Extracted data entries

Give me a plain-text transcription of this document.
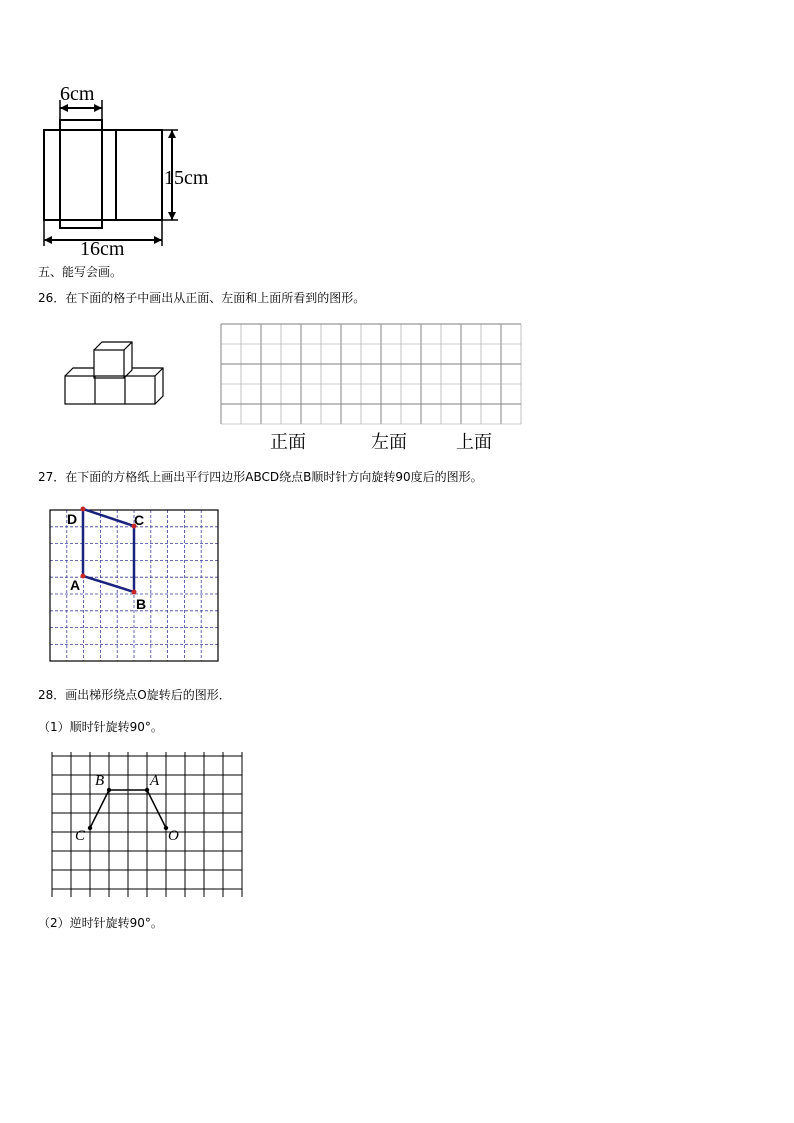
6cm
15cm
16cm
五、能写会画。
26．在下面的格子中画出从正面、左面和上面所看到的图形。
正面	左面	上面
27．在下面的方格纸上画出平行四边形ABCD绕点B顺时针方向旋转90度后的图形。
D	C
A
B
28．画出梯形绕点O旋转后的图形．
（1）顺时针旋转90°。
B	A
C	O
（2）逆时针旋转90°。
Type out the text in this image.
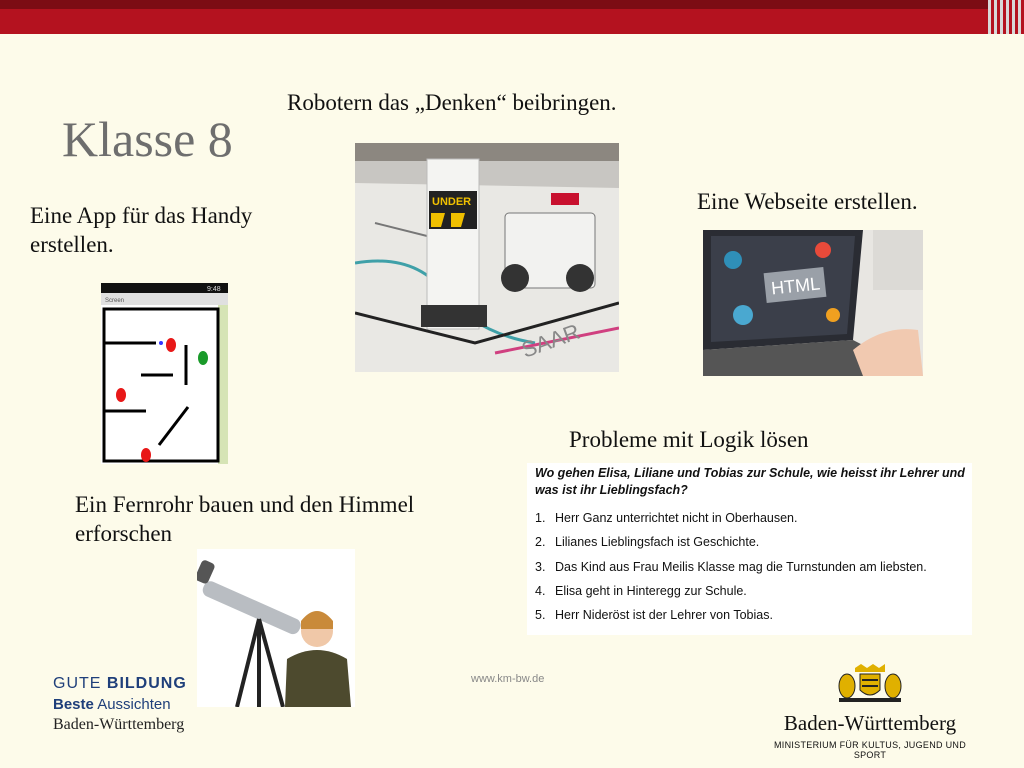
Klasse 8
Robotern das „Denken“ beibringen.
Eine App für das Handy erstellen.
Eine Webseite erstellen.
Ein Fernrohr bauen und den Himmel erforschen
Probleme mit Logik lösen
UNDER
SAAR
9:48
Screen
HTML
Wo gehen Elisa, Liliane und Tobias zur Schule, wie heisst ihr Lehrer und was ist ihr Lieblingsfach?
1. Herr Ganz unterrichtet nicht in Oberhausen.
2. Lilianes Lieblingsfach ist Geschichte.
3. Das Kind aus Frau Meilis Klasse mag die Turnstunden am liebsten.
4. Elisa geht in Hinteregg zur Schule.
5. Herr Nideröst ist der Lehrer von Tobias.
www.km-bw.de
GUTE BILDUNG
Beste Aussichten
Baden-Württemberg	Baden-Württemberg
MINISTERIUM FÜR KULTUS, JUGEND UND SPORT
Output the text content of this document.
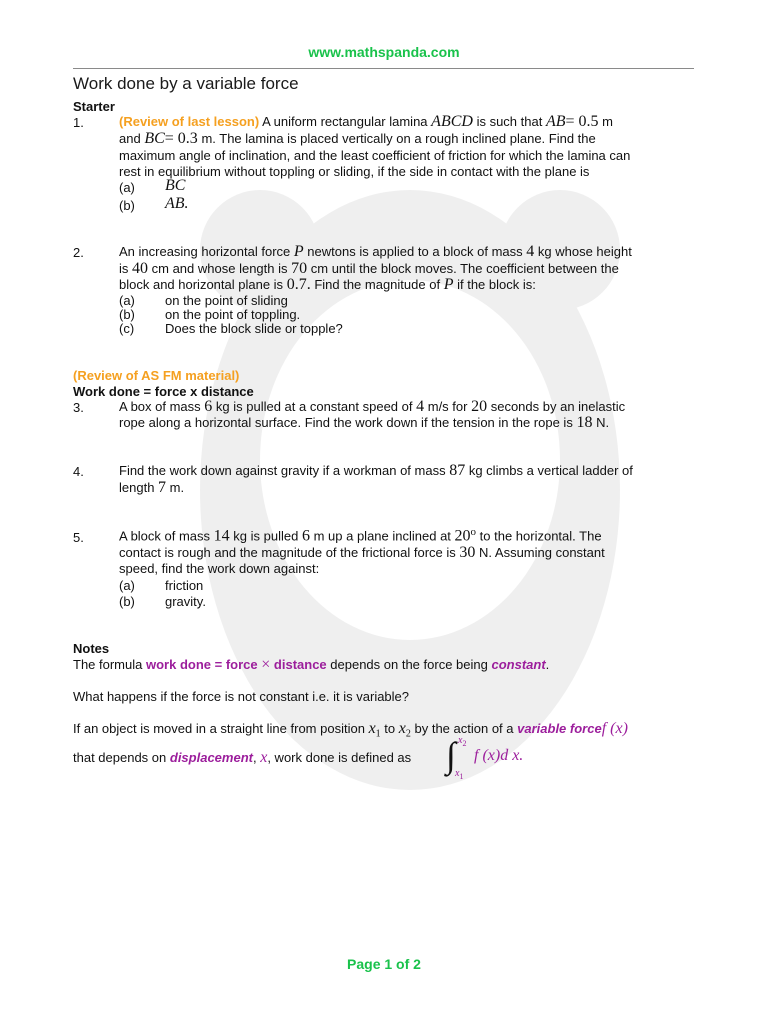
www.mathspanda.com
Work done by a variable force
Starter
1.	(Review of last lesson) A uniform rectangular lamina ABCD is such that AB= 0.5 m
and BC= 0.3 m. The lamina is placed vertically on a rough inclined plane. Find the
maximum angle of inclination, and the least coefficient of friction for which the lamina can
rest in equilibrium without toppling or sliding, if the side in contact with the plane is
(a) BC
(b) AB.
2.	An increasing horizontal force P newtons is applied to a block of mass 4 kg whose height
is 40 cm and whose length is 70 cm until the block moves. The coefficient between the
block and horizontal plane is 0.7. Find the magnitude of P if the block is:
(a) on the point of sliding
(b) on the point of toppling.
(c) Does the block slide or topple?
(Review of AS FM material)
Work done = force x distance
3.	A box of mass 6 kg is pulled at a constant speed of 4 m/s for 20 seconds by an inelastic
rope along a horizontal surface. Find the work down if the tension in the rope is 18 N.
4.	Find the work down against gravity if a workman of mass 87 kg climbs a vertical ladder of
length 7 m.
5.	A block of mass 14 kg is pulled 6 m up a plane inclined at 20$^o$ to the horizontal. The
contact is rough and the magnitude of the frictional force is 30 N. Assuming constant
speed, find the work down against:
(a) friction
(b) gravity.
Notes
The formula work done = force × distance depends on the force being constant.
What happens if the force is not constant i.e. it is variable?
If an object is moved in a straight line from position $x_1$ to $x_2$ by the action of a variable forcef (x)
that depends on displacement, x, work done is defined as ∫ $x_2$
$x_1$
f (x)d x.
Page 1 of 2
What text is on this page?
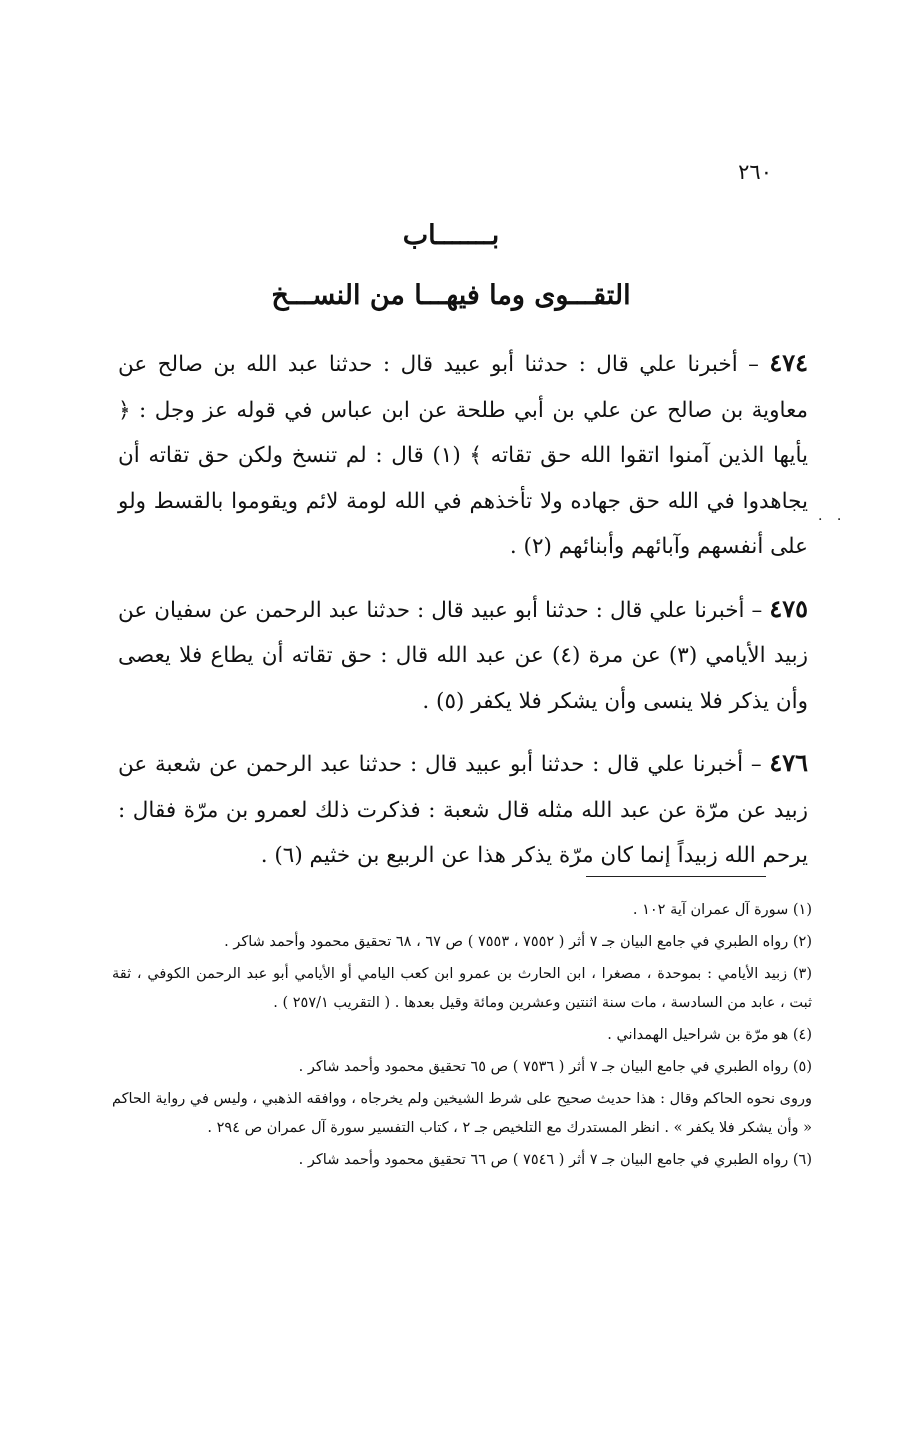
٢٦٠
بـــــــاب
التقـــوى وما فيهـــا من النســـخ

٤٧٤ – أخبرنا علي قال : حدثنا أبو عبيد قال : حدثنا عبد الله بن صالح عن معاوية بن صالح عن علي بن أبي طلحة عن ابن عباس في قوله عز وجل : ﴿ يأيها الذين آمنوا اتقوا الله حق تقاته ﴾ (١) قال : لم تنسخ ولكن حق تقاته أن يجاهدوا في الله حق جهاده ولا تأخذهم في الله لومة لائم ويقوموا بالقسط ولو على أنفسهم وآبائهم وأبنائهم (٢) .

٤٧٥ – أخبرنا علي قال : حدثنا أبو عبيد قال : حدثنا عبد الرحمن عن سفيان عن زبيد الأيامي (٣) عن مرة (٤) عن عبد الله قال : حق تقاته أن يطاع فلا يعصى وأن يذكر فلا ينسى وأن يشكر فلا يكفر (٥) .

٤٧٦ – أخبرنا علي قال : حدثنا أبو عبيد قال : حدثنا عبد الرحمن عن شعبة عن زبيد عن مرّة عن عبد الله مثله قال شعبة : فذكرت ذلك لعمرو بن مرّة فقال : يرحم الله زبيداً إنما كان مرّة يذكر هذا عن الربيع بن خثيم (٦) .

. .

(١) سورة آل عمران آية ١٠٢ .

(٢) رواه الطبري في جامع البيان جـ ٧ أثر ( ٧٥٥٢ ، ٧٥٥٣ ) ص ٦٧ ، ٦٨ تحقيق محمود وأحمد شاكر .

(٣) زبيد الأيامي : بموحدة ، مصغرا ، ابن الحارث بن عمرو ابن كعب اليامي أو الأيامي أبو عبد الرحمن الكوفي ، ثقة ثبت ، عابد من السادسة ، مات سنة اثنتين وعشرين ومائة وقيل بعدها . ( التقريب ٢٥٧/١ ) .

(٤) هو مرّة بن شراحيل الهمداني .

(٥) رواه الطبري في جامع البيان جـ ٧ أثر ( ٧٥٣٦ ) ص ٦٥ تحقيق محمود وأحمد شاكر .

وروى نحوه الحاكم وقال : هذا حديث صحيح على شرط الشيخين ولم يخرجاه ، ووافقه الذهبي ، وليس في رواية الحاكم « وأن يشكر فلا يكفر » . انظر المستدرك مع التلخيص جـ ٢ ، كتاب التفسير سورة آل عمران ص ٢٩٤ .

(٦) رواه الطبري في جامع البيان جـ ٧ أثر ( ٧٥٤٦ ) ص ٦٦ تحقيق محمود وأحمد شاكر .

Problem to solve
Reproduce every record word for word. The copy must contain no pictures.

Exercise response
Give me a plain-text transcription of this document.
6cm
15cm
16cm
五、能写会画。
26．在下面的格子中画出从正面、左面和上面所看到的图形。
正面	左面	上面
27．在下面的方格纸上画出平行四边形ABCD绕点B顺时针方向旋转90度后的图形。
D	C
A
B
28．画出梯形绕点O旋转后的图形．
（1）顺时针旋转90°。
B	A
C	O
（2）逆时针旋转90°。
Type out the text in this image.
Klasse 8
Robotern das „Denken“ beibringen.
Eine App für das Handy erstellen.
Eine Webseite erstellen.
Ein Fernrohr bauen und den Himmel erforschen
Probleme mit Logik lösen
UNDER
SAAR
9:48
Screen
HTML
Wo gehen Elisa, Liliane und Tobias zur Schule, wie heisst ihr Lehrer und was ist ihr Lieblingsfach?
1. Herr Ganz unterrichtet nicht in Oberhausen.
2. Lilianes Lieblingsfach ist Geschichte.
3. Das Kind aus Frau Meilis Klasse mag die Turnstunden am liebsten.
4. Elisa geht in Hinteregg zur Schule.
5. Herr Nideröst ist der Lehrer von Tobias.
www.km-bw.de
GUTE BILDUNG
Beste Aussichten
Baden-Württemberg	Baden-Württemberg
MINISTERIUM FÜR KULTUS, JUGEND UND SPORT
Output the text content of this document.
www.mathspanda.com
Work done by a variable force
Starter
1.	(Review of last lesson) A uniform rectangular lamina ABCD is such that AB= 0.5 m
and BC= 0.3 m. The lamina is placed vertically on a rough inclined plane. Find the
maximum angle of inclination, and the least coefficient of friction for which the lamina can
rest in equilibrium without toppling or sliding, if the side in contact with the plane is
(a) BC
(b) AB.
2.	An increasing horizontal force P newtons is applied to a block of mass 4 kg whose height
is 40 cm and whose length is 70 cm until the block moves. The coefficient between the
block and horizontal plane is 0.7. Find the magnitude of P if the block is:
(a) on the point of sliding
(b) on the point of toppling.
(c) Does the block slide or topple?
(Review of AS FM material)
Work done = force x distance
3.	A box of mass 6 kg is pulled at a constant speed of 4 m/s for 20 seconds by an inelastic
rope along a horizontal surface. Find the work down if the tension in the rope is 18 N.
4.	Find the work down against gravity if a workman of mass 87 kg climbs a vertical ladder of
length 7 m.
5.	A block of mass 14 kg is pulled 6 m up a plane inclined at 20$^o$ to the horizontal. The
contact is rough and the magnitude of the frictional force is 30 N. Assuming constant
speed, find the work down against:
(a) friction
(b) gravity.
Notes
The formula work done = force × distance depends on the force being constant.
What happens if the force is not constant i.e. it is variable?
If an object is moved in a straight line from position $x_1$ to $x_2$ by the action of a variable forcef (x)
that depends on displacement, x, work done is defined as ∫ $x_2$
$x_1$
f (x)d x.
Page 1 of 2
What text is on this page?
٢٦٠
بـــــــاب
التقـــوى وما فيهـــا من النســـخ

٤٧٤ – أخبرنا علي قال : حدثنا أبو عبيد قال : حدثنا عبد الله بن صالح عن معاوية بن صالح عن علي بن أبي طلحة عن ابن عباس في قوله عز وجل : ﴿ يأيها الذين آمنوا اتقوا الله حق تقاته ﴾ (١) قال : لم تنسخ ولكن حق تقاته أن يجاهدوا في الله حق جهاده ولا تأخذهم في الله لومة لائم ويقوموا بالقسط ولو على أنفسهم وآبائهم وأبنائهم (٢) .

٤٧٥ – أخبرنا علي قال : حدثنا أبو عبيد قال : حدثنا عبد الرحمن عن سفيان عن زبيد الأيامي (٣) عن مرة (٤) عن عبد الله قال : حق تقاته أن يطاع فلا يعصى وأن يذكر فلا ينسى وأن يشكر فلا يكفر (٥) .

٤٧٦ – أخبرنا علي قال : حدثنا أبو عبيد قال : حدثنا عبد الرحمن عن شعبة عن زبيد عن مرّة عن عبد الله مثله قال شعبة : فذكرت ذلك لعمرو بن مرّة فقال : يرحم الله زبيداً إنما كان مرّة يذكر هذا عن الربيع بن خثيم (٦) .

. .

(١) سورة آل عمران آية ١٠٢ .

(٢) رواه الطبري في جامع البيان جـ ٧ أثر ( ٧٥٥٢ ، ٧٥٥٣ ) ص ٦٧ ، ٦٨ تحقيق محمود وأحمد شاكر .

(٣) زبيد الأيامي : بموحدة ، مصغرا ، ابن الحارث بن عمرو ابن كعب اليامي أو الأيامي أبو عبد الرحمن الكوفي ، ثقة ثبت ، عابد من السادسة ، مات سنة اثنتين وعشرين ومائة وقيل بعدها . ( التقريب ٢٥٧/١ ) .

(٤) هو مرّة بن شراحيل الهمداني .

(٥) رواه الطبري في جامع البيان جـ ٧ أثر ( ٧٥٣٦ ) ص ٦٥ تحقيق محمود وأحمد شاكر .

وروى نحوه الحاكم وقال : هذا حديث صحيح على شرط الشيخين ولم يخرجاه ، ووافقه الذهبي ، وليس في رواية الحاكم « وأن يشكر فلا يكفر » . انظر المستدرك مع التلخيص جـ ٢ ، كتاب التفسير سورة آل عمران ص ٢٩٤ .

(٦) رواه الطبري في جامع البيان جـ ٧ أثر ( ٧٥٤٦ ) ص ٦٦ تحقيق محمود وأحمد شاكر .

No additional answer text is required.